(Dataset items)
========

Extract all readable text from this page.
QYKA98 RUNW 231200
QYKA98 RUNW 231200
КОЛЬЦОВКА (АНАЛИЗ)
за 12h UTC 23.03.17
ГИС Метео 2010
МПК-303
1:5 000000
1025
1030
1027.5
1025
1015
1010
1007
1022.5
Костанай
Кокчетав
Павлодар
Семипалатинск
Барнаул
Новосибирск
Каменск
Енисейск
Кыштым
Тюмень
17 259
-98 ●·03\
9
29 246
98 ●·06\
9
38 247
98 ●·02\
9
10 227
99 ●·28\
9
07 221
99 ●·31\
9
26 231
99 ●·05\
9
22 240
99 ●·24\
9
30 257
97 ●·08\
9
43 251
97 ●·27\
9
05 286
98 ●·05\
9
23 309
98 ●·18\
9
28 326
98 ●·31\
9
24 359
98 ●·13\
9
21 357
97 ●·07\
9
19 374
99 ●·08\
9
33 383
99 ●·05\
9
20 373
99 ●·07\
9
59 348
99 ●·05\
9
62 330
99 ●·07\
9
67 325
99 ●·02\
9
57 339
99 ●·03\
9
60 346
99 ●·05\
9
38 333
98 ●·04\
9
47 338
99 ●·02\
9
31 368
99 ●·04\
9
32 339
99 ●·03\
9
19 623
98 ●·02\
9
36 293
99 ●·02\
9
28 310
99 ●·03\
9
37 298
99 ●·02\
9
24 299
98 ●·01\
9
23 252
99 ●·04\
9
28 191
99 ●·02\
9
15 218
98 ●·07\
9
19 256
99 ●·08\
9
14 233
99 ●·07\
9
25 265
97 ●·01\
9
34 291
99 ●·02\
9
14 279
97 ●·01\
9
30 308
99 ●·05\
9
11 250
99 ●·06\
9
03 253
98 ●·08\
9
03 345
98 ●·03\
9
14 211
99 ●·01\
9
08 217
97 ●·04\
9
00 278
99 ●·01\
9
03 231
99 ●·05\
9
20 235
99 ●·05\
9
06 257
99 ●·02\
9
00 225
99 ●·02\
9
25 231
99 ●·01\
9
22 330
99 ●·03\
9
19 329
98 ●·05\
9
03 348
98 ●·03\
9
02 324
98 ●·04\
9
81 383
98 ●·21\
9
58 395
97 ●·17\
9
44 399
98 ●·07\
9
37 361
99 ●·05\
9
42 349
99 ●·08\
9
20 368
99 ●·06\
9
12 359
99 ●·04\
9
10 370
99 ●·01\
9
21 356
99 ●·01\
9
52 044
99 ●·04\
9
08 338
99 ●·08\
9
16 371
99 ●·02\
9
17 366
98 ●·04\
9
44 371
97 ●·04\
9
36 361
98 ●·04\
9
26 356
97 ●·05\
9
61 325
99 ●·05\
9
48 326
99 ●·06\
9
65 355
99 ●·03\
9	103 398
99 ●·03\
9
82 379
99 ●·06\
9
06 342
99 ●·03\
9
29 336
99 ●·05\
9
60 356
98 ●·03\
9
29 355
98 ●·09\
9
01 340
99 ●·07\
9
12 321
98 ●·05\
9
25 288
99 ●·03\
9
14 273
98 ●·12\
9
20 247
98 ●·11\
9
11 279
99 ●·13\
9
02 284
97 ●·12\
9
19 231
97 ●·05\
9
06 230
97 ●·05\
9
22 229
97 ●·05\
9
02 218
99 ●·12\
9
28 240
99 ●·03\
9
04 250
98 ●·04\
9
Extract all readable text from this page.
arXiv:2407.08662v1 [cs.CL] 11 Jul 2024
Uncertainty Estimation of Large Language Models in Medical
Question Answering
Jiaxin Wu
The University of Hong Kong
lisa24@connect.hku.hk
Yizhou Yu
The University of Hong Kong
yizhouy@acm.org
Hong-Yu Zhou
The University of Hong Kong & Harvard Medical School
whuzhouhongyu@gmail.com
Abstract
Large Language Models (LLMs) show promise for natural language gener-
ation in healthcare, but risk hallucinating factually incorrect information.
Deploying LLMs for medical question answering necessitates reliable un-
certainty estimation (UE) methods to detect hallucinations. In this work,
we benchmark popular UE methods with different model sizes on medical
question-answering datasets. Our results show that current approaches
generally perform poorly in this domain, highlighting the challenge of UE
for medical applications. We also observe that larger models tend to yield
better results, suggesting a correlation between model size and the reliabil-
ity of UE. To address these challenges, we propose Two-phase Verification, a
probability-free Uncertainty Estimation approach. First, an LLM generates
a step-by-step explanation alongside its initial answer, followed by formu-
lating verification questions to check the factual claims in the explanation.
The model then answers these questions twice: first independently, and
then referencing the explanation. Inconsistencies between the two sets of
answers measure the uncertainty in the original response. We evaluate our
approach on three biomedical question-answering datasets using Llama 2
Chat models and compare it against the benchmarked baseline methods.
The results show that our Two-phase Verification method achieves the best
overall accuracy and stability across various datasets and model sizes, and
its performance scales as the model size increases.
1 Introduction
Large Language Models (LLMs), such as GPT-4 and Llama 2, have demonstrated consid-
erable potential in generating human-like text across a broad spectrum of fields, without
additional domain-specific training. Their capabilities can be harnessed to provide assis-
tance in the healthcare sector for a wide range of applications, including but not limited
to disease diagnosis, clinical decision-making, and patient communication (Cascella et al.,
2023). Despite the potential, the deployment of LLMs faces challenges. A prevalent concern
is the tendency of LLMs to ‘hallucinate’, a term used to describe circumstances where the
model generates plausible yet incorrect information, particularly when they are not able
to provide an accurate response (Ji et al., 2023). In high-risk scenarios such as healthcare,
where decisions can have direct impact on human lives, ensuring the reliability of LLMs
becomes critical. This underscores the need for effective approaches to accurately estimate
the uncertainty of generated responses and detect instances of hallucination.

========

:: Challenge ::
Extract all of the material exactly as it is written.

:: Output below ::
Extract all readable text from this page.
QYKA98 RUNW 231200
QYKA98 RUNW 231200
КОЛЬЦОВКА (АНАЛИЗ)
за 12h UTC 23.03.17
ГИС Метео 2010
МПК-303
1:5 000000
1025
1030
1027.5
1025
1015
1010
1007
1022.5
Костанай
Кокчетав
Павлодар
Семипалатинск
Барнаул
Новосибирск
Каменск
Енисейск
Кыштым
Тюмень
17 259
-98 ●·03\
9
29 246
98 ●·06\
9
38 247
98 ●·02\
9
10 227
99 ●·28\
9
07 221
99 ●·31\
9
26 231
99 ●·05\
9
22 240
99 ●·24\
9
30 257
97 ●·08\
9
43 251
97 ●·27\
9
05 286
98 ●·05\
9
23 309
98 ●·18\
9
28 326
98 ●·31\
9
24 359
98 ●·13\
9
21 357
97 ●·07\
9
19 374
99 ●·08\
9
33 383
99 ●·05\
9
20 373
99 ●·07\
9
59 348
99 ●·05\
9
62 330
99 ●·07\
9
67 325
99 ●·02\
9
57 339
99 ●·03\
9
60 346
99 ●·05\
9
38 333
98 ●·04\
9
47 338
99 ●·02\
9
31 368
99 ●·04\
9
32 339
99 ●·03\
9
19 623
98 ●·02\
9
36 293
99 ●·02\
9
28 310
99 ●·03\
9
37 298
99 ●·02\
9
24 299
98 ●·01\
9
23 252
99 ●·04\
9
28 191
99 ●·02\
9
15 218
98 ●·07\
9
19 256
99 ●·08\
9
14 233
99 ●·07\
9
25 265
97 ●·01\
9
34 291
99 ●·02\
9
14 279
97 ●·01\
9
30 308
99 ●·05\
9
11 250
99 ●·06\
9
03 253
98 ●·08\
9
03 345
98 ●·03\
9
14 211
99 ●·01\
9
08 217
97 ●·04\
9
00 278
99 ●·01\
9
03 231
99 ●·05\
9
20 235
99 ●·05\
9
06 257
99 ●·02\
9
00 225
99 ●·02\
9
25 231
99 ●·01\
9
22 330
99 ●·03\
9
19 329
98 ●·05\
9
03 348
98 ●·03\
9
02 324
98 ●·04\
9
81 383
98 ●·21\
9
58 395
97 ●·17\
9
44 399
98 ●·07\
9
37 361
99 ●·05\
9
42 349
99 ●·08\
9
20 368
99 ●·06\
9
12 359
99 ●·04\
9
10 370
99 ●·01\
9
21 356
99 ●·01\
9
52 044
99 ●·04\
9
08 338
99 ●·08\
9
16 371
99 ●·02\
9
17 366
98 ●·04\
9
44 371
97 ●·04\
9
36 361
98 ●·04\
9
26 356
97 ●·05\
9
61 325
99 ●·05\
9
48 326
99 ●·06\
9
65 355
99 ●·03\
9	103 398
99 ●·03\
9
82 379
99 ●·06\
9
06 342
99 ●·03\
9
29 336
99 ●·05\
9
60 356
98 ●·03\
9
29 355
98 ●·09\
9
01 340
99 ●·07\
9
12 321
98 ●·05\
9
25 288
99 ●·03\
9
14 273
98 ●·12\
9
20 247
98 ●·11\
9
11 279
99 ●·13\
9
02 284
97 ●·12\
9
19 231
97 ●·05\
9
06 230
97 ●·05\
9
22 229
97 ●·05\
9
02 218
99 ●·12\
9
28 240
99 ●·03\
9
04 250
98 ●·04\
9
Extract all readable text from this page.
arXiv:2407.08662v1 [cs.CL] 11 Jul 2024
Uncertainty Estimation of Large Language Models in Medical
Question Answering
Jiaxin Wu
The University of Hong Kong
lisa24@connect.hku.hk
Yizhou Yu
The University of Hong Kong
yizhouy@acm.org
Hong-Yu Zhou
The University of Hong Kong & Harvard Medical School
whuzhouhongyu@gmail.com
Abstract
Large Language Models (LLMs) show promise for natural language gener-
ation in healthcare, but risk hallucinating factually incorrect information.
Deploying LLMs for medical question answering necessitates reliable un-
certainty estimation (UE) methods to detect hallucinations. In this work,
we benchmark popular UE methods with different model sizes on medical
question-answering datasets. Our results show that current approaches
generally perform poorly in this domain, highlighting the challenge of UE
for medical applications. We also observe that larger models tend to yield
better results, suggesting a correlation between model size and the reliabil-
ity of UE. To address these challenges, we propose Two-phase Verification, a
probability-free Uncertainty Estimation approach. First, an LLM generates
a step-by-step explanation alongside its initial answer, followed by formu-
lating verification questions to check the factual claims in the explanation.
The model then answers these questions twice: first independently, and
then referencing the explanation. Inconsistencies between the two sets of
answers measure the uncertainty in the original response. We evaluate our
approach on three biomedical question-answering datasets using Llama 2
Chat models and compare it against the benchmarked baseline methods.
The results show that our Two-phase Verification method achieves the best
overall accuracy and stability across various datasets and model sizes, and
its performance scales as the model size increases.
1 Introduction
Large Language Models (LLMs), such as GPT-4 and Llama 2, have demonstrated consid-
erable potential in generating human-like text across a broad spectrum of fields, without
additional domain-specific training. Their capabilities can be harnessed to provide assis-
tance in the healthcare sector for a wide range of applications, including but not limited
to disease diagnosis, clinical decision-making, and patient communication (Cascella et al.,
2023). Despite the potential, the deployment of LLMs faces challenges. A prevalent concern
is the tendency of LLMs to ‘hallucinate’, a term used to describe circumstances where the
model generates plausible yet incorrect information, particularly when they are not able
to provide an accurate response (Ji et al., 2023). In high-risk scenarios such as healthcare,
where decisions can have direct impact on human lives, ensuring the reliability of LLMs
becomes critical. This underscores the need for effective approaches to accurately estimate
the uncertainty of generated responses and detect instances of hallucination.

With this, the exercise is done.